## begin SUPPLIED MATERIAL

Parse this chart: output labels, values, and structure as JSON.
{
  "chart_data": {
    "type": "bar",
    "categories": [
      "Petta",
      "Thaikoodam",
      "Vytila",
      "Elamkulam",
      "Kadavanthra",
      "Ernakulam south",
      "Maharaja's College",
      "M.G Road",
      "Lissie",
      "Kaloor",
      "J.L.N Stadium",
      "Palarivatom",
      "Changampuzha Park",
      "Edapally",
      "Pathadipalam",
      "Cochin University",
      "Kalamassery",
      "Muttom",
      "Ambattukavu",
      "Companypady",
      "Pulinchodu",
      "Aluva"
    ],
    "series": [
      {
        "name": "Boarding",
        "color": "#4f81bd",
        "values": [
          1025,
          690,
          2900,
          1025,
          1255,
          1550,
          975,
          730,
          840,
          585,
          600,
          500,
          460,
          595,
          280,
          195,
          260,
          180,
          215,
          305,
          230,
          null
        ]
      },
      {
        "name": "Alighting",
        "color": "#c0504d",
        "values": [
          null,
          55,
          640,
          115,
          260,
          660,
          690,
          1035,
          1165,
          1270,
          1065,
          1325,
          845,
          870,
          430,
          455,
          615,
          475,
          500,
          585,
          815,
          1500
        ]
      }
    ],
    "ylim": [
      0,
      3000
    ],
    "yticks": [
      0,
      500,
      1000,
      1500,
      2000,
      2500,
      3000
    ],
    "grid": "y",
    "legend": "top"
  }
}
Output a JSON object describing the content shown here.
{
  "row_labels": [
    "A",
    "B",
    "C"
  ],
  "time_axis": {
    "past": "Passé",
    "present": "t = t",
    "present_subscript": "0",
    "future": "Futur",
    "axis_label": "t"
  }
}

## end SUPPLIED MATERIAL

# TO DO
Retype the data in full and match it exactly.

# FULL OUTPUT
Parse this chart: output labels, values, and structure as JSON.
{
  "chart_data": {
    "type": "bar",
    "categories": [
      "Petta",
      "Thaikoodam",
      "Vytila",
      "Elamkulam",
      "Kadavanthra",
      "Ernakulam south",
      "Maharaja's College",
      "M.G Road",
      "Lissie",
      "Kaloor",
      "J.L.N Stadium",
      "Palarivatom",
      "Changampuzha Park",
      "Edapally",
      "Pathadipalam",
      "Cochin University",
      "Kalamassery",
      "Muttom",
      "Ambattukavu",
      "Companypady",
      "Pulinchodu",
      "Aluva"
    ],
    "series": [
      {
        "name": "Boarding",
        "color": "#4f81bd",
        "values": [
          1025,
          690,
          2900,
          1025,
          1255,
          1550,
          975,
          730,
          840,
          585,
          600,
          500,
          460,
          595,
          280,
          195,
          260,
          180,
          215,
          305,
          230,
          null
        ]
      },
      {
        "name": "Alighting",
        "color": "#c0504d",
        "values": [
          null,
          55,
          640,
          115,
          260,
          660,
          690,
          1035,
          1165,
          1270,
          1065,
          1325,
          845,
          870,
          430,
          455,
          615,
          475,
          500,
          585,
          815,
          1500
        ]
      }
    ],
    "ylim": [
      0,
      3000
    ],
    "yticks": [
      0,
      500,
      1000,
      1500,
      2000,
      2500,
      3000
    ],
    "grid": "y",
    "legend": "top"
  }
}
Output a JSON object describing the content shown here.
{
  "row_labels": [
    "A",
    "B",
    "C"
  ],
  "time_axis": {
    "past": "Passé",
    "present": "t = t",
    "present_subscript": "0",
    "future": "Futur",
    "axis_label": "t"
  }
}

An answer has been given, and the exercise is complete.